# Exercise goal
Write out every line of the material as it stands, apart from the pictures.

# Data for this exercise
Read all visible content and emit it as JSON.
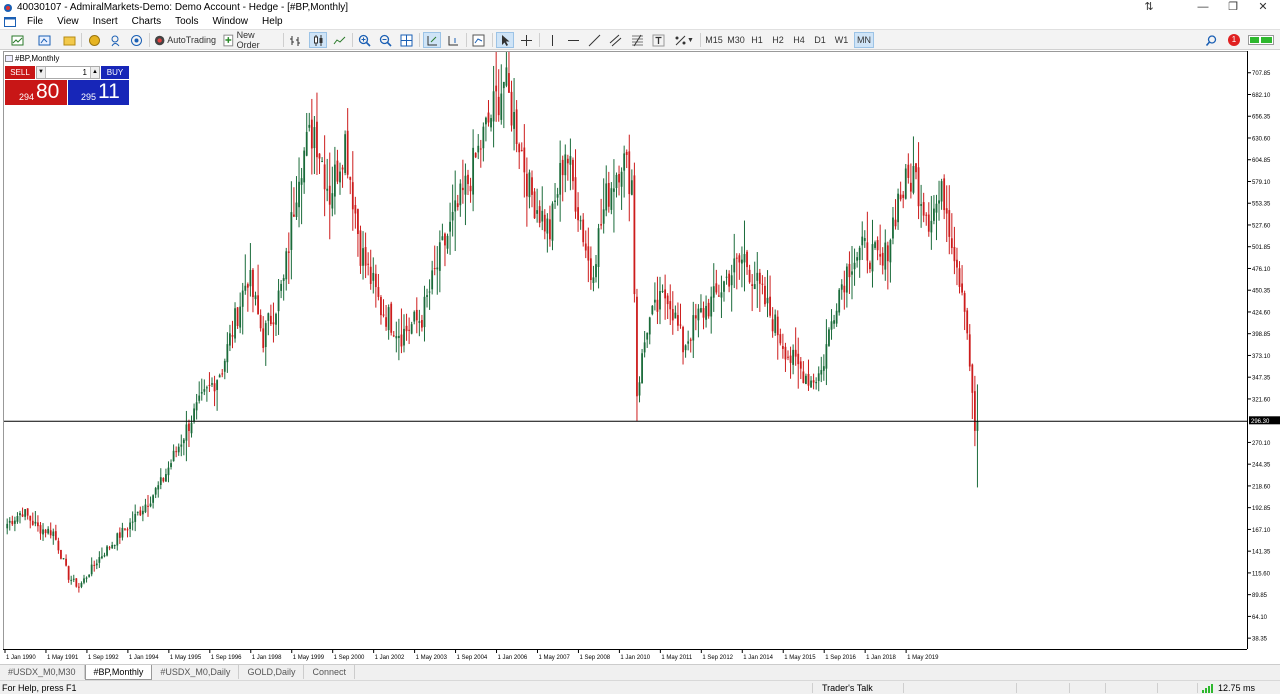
{
  "window": {
    "title": "40030107 - AdmiralMarkets-Demo: Demo Account - Hedge - [#BP,Monthly]",
    "controls": [
      "―",
      "❐",
      "✕"
    ]
  },
  "menu": {
    "items": [
      "File",
      "View",
      "Insert",
      "Charts",
      "Tools",
      "Window",
      "Help"
    ]
  },
  "toolbar": {
    "autotrading_label": "AutoTrading",
    "new_order_label": "New Order",
    "timeframes": [
      "M15",
      "M30",
      "H1",
      "H2",
      "H4",
      "D1",
      "W1",
      "MN"
    ],
    "active_timeframe": "MN",
    "alert_count": "1"
  },
  "chart": {
    "label": "#BP,Monthly",
    "current_price_label": "296.30",
    "colors": {
      "bull": "#1a6b3a",
      "bear": "#cc1c1c",
      "current_line": "#000000"
    }
  },
  "trade_panel": {
    "sell_label": "SELL",
    "buy_label": "BUY",
    "lot_value": "1",
    "sell_price_small": "294",
    "sell_price_big": "80",
    "buy_price_small": "295",
    "buy_price_big": "11"
  },
  "tabs": [
    "#USDX_M0,M30",
    "#BP,Monthly",
    "#USDX_M0,Daily",
    "GOLD,Daily",
    "Connect"
  ],
  "active_tab": "#BP,Monthly",
  "status": {
    "help_text": "For Help, press F1",
    "community": "Trader's Talk",
    "ping": "12.75 ms"
  },
  "chart_data": {
    "type": "candlestick",
    "title": "#BP,Monthly",
    "y_ticks": [
      "707.85",
      "682.10",
      "656.35",
      "630.60",
      "604.85",
      "579.10",
      "553.35",
      "527.60",
      "501.85",
      "476.10",
      "450.35",
      "424.60",
      "398.85",
      "373.10",
      "347.35",
      "321.60",
      "296.30",
      "270.10",
      "244.35",
      "218.60",
      "192.85",
      "167.10",
      "141.35",
      "115.60",
      "89.85",
      "64.10",
      "38.35"
    ],
    "x_ticks": [
      "1 Jan 1990",
      "1 May 1991",
      "1 Sep 1992",
      "1 Jan 1994",
      "1 May 1995",
      "1 Sep 1996",
      "1 Jan 1998",
      "1 May 1999",
      "1 Sep 2000",
      "1 Jan 2002",
      "1 May 2003",
      "1 Sep 2004",
      "1 Jan 2006",
      "1 May 2007",
      "1 Sep 2008",
      "1 Jan 2010",
      "1 May 2011",
      "1 Sep 2012",
      "1 Jan 2014",
      "1 May 2015",
      "1 Sep 2016",
      "1 Jan 2018",
      "1 May 2019"
    ],
    "ylim": [
      25.5,
      733.6
    ],
    "current_price": 296.3,
    "keypoints": [
      [
        0,
        175
      ],
      [
        6,
        190
      ],
      [
        12,
        170
      ],
      [
        18,
        165
      ],
      [
        24,
        112
      ],
      [
        28,
        100
      ],
      [
        36,
        135
      ],
      [
        48,
        175
      ],
      [
        60,
        222
      ],
      [
        72,
        300
      ],
      [
        84,
        360
      ],
      [
        94,
        470
      ],
      [
        100,
        395
      ],
      [
        108,
        460
      ],
      [
        114,
        600
      ],
      [
        120,
        645
      ],
      [
        126,
        565
      ],
      [
        132,
        630
      ],
      [
        138,
        500
      ],
      [
        146,
        430
      ],
      [
        154,
        400
      ],
      [
        162,
        420
      ],
      [
        170,
        500
      ],
      [
        180,
        580
      ],
      [
        188,
        650
      ],
      [
        194,
        700
      ],
      [
        200,
        630
      ],
      [
        204,
        570
      ],
      [
        212,
        520
      ],
      [
        218,
        620
      ],
      [
        224,
        535
      ],
      [
        228,
        470
      ],
      [
        234,
        560
      ],
      [
        240,
        610
      ],
      [
        244,
        580
      ],
      [
        246,
        330
      ],
      [
        250,
        410
      ],
      [
        258,
        450
      ],
      [
        264,
        385
      ],
      [
        270,
        420
      ],
      [
        276,
        440
      ],
      [
        282,
        470
      ],
      [
        288,
        490
      ],
      [
        294,
        450
      ],
      [
        300,
        410
      ],
      [
        306,
        370
      ],
      [
        314,
        345
      ],
      [
        318,
        355
      ],
      [
        324,
        445
      ],
      [
        330,
        490
      ],
      [
        336,
        500
      ],
      [
        342,
        478
      ],
      [
        348,
        560
      ],
      [
        354,
        590
      ],
      [
        360,
        540
      ],
      [
        366,
        565
      ],
      [
        370,
        500
      ],
      [
        374,
        440
      ],
      [
        377,
        330
      ],
      [
        378,
        285
      ],
      [
        379,
        296
      ]
    ]
  }
}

# Correct output
Read all visible content and emit it as JSON.
{
  "window": {
    "title": "40030107 - AdmiralMarkets-Demo: Demo Account - Hedge - [#BP,Monthly]",
    "controls": [
      "―",
      "❐",
      "✕"
    ]
  },
  "menu": {
    "items": [
      "File",
      "View",
      "Insert",
      "Charts",
      "Tools",
      "Window",
      "Help"
    ]
  },
  "toolbar": {
    "autotrading_label": "AutoTrading",
    "new_order_label": "New Order",
    "timeframes": [
      "M15",
      "M30",
      "H1",
      "H2",
      "H4",
      "D1",
      "W1",
      "MN"
    ],
    "active_timeframe": "MN",
    "alert_count": "1"
  },
  "chart": {
    "label": "#BP,Monthly",
    "current_price_label": "296.30",
    "colors": {
      "bull": "#1a6b3a",
      "bear": "#cc1c1c",
      "current_line": "#000000"
    }
  },
  "trade_panel": {
    "sell_label": "SELL",
    "buy_label": "BUY",
    "lot_value": "1",
    "sell_price_small": "294",
    "sell_price_big": "80",
    "buy_price_small": "295",
    "buy_price_big": "11"
  },
  "tabs": [
    "#USDX_M0,M30",
    "#BP,Monthly",
    "#USDX_M0,Daily",
    "GOLD,Daily",
    "Connect"
  ],
  "active_tab": "#BP,Monthly",
  "status": {
    "help_text": "For Help, press F1",
    "community": "Trader's Talk",
    "ping": "12.75 ms"
  },
  "chart_data": {
    "type": "candlestick",
    "title": "#BP,Monthly",
    "y_ticks": [
      "707.85",
      "682.10",
      "656.35",
      "630.60",
      "604.85",
      "579.10",
      "553.35",
      "527.60",
      "501.85",
      "476.10",
      "450.35",
      "424.60",
      "398.85",
      "373.10",
      "347.35",
      "321.60",
      "296.30",
      "270.10",
      "244.35",
      "218.60",
      "192.85",
      "167.10",
      "141.35",
      "115.60",
      "89.85",
      "64.10",
      "38.35"
    ],
    "x_ticks": [
      "1 Jan 1990",
      "1 May 1991",
      "1 Sep 1992",
      "1 Jan 1994",
      "1 May 1995",
      "1 Sep 1996",
      "1 Jan 1998",
      "1 May 1999",
      "1 Sep 2000",
      "1 Jan 2002",
      "1 May 2003",
      "1 Sep 2004",
      "1 Jan 2006",
      "1 May 2007",
      "1 Sep 2008",
      "1 Jan 2010",
      "1 May 2011",
      "1 Sep 2012",
      "1 Jan 2014",
      "1 May 2015",
      "1 Sep 2016",
      "1 Jan 2018",
      "1 May 2019"
    ],
    "ylim": [
      25.5,
      733.6
    ],
    "current_price": 296.3,
    "keypoints": [
      [
        0,
        175
      ],
      [
        6,
        190
      ],
      [
        12,
        170
      ],
      [
        18,
        165
      ],
      [
        24,
        112
      ],
      [
        28,
        100
      ],
      [
        36,
        135
      ],
      [
        48,
        175
      ],
      [
        60,
        222
      ],
      [
        72,
        300
      ],
      [
        84,
        360
      ],
      [
        94,
        470
      ],
      [
        100,
        395
      ],
      [
        108,
        460
      ],
      [
        114,
        600
      ],
      [
        120,
        645
      ],
      [
        126,
        565
      ],
      [
        132,
        630
      ],
      [
        138,
        500
      ],
      [
        146,
        430
      ],
      [
        154,
        400
      ],
      [
        162,
        420
      ],
      [
        170,
        500
      ],
      [
        180,
        580
      ],
      [
        188,
        650
      ],
      [
        194,
        700
      ],
      [
        200,
        630
      ],
      [
        204,
        570
      ],
      [
        212,
        520
      ],
      [
        218,
        620
      ],
      [
        224,
        535
      ],
      [
        228,
        470
      ],
      [
        234,
        560
      ],
      [
        240,
        610
      ],
      [
        244,
        580
      ],
      [
        246,
        330
      ],
      [
        250,
        410
      ],
      [
        258,
        450
      ],
      [
        264,
        385
      ],
      [
        270,
        420
      ],
      [
        276,
        440
      ],
      [
        282,
        470
      ],
      [
        288,
        490
      ],
      [
        294,
        450
      ],
      [
        300,
        410
      ],
      [
        306,
        370
      ],
      [
        314,
        345
      ],
      [
        318,
        355
      ],
      [
        324,
        445
      ],
      [
        330,
        490
      ],
      [
        336,
        500
      ],
      [
        342,
        478
      ],
      [
        348,
        560
      ],
      [
        354,
        590
      ],
      [
        360,
        540
      ],
      [
        366,
        565
      ],
      [
        370,
        500
      ],
      [
        374,
        440
      ],
      [
        377,
        330
      ],
      [
        378,
        285
      ],
      [
        379,
        296
      ]
    ]
  }
}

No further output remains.